=== Begin Enclosure ===
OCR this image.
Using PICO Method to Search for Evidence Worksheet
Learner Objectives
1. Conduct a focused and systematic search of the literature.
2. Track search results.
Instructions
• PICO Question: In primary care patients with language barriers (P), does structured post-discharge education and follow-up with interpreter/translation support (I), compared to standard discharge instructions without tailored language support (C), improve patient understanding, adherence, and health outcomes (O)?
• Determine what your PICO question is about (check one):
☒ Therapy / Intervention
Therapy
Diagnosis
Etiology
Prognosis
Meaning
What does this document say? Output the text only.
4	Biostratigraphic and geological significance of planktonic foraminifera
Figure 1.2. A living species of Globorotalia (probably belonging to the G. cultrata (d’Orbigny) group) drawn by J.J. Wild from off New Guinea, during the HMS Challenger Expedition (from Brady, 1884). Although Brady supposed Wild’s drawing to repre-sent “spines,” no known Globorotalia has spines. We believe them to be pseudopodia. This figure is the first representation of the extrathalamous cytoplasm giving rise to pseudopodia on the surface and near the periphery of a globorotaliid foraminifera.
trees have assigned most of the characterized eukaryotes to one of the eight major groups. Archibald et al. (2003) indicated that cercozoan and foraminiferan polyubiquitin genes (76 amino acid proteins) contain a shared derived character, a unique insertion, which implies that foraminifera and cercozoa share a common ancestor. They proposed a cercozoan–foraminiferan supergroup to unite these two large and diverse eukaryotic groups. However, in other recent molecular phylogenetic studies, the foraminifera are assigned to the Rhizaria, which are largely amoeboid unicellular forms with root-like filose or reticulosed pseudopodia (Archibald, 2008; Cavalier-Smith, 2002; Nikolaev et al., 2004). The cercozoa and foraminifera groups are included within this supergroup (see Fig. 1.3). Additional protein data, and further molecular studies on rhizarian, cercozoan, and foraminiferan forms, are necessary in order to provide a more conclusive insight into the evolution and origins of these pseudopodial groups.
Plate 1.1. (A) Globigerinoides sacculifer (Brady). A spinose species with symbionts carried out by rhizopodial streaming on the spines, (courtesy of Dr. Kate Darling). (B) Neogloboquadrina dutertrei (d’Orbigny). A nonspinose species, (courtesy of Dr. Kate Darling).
=== End Enclosure ===
=== Begin Enclosure ===
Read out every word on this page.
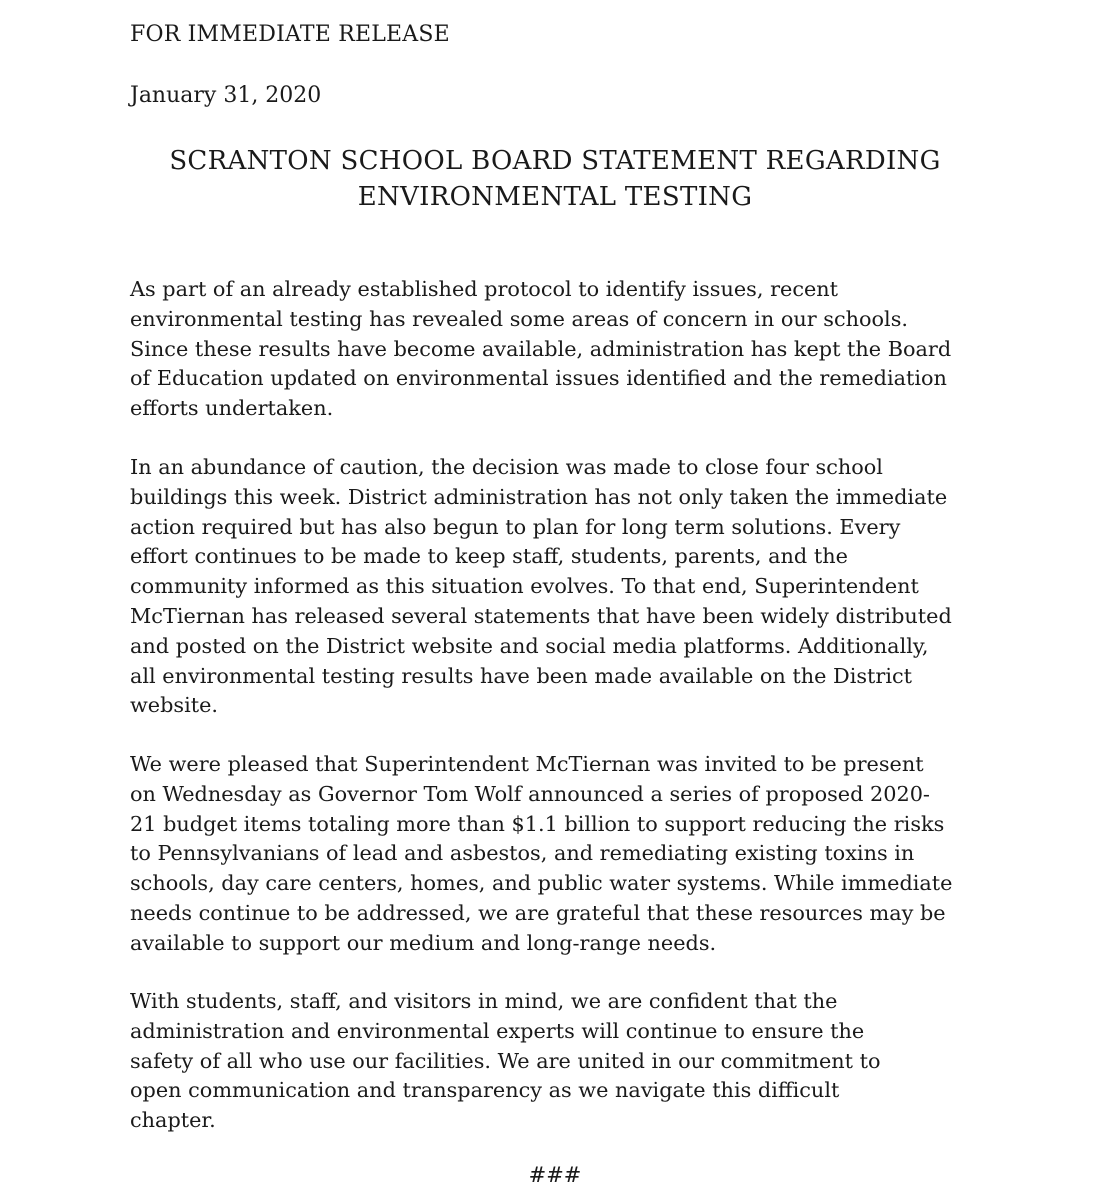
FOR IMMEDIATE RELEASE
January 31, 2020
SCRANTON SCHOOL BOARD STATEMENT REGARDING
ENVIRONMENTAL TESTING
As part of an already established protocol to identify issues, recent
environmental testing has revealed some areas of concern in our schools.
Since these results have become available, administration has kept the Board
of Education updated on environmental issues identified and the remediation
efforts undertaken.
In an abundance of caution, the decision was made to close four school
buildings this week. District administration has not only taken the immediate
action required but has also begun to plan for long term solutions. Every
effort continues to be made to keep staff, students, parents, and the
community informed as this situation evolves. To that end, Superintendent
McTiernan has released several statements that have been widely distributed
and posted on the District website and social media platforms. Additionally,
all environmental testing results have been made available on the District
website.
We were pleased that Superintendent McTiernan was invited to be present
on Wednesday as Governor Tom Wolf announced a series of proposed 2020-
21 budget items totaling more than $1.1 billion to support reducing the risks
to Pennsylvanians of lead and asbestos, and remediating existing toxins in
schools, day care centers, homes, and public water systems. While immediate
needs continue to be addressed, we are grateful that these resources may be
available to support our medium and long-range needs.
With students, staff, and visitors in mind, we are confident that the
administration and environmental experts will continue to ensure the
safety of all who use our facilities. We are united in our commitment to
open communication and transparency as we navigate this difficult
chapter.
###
=== End Enclosure ===
→ ACTIVITY:
Using the listing, copy every line where the word "does" shows up.

→ RESPONSE TO THE TASK:
• PICO Question: In primary care patients with language barriers (P), does structured post-discharge education and follow-up with interpreter/translation support (I), compared to standard discharge instructions without tailored language support (C), improve patient understanding, adherence, and health outcomes (O)?
What does this document say? Output the text only.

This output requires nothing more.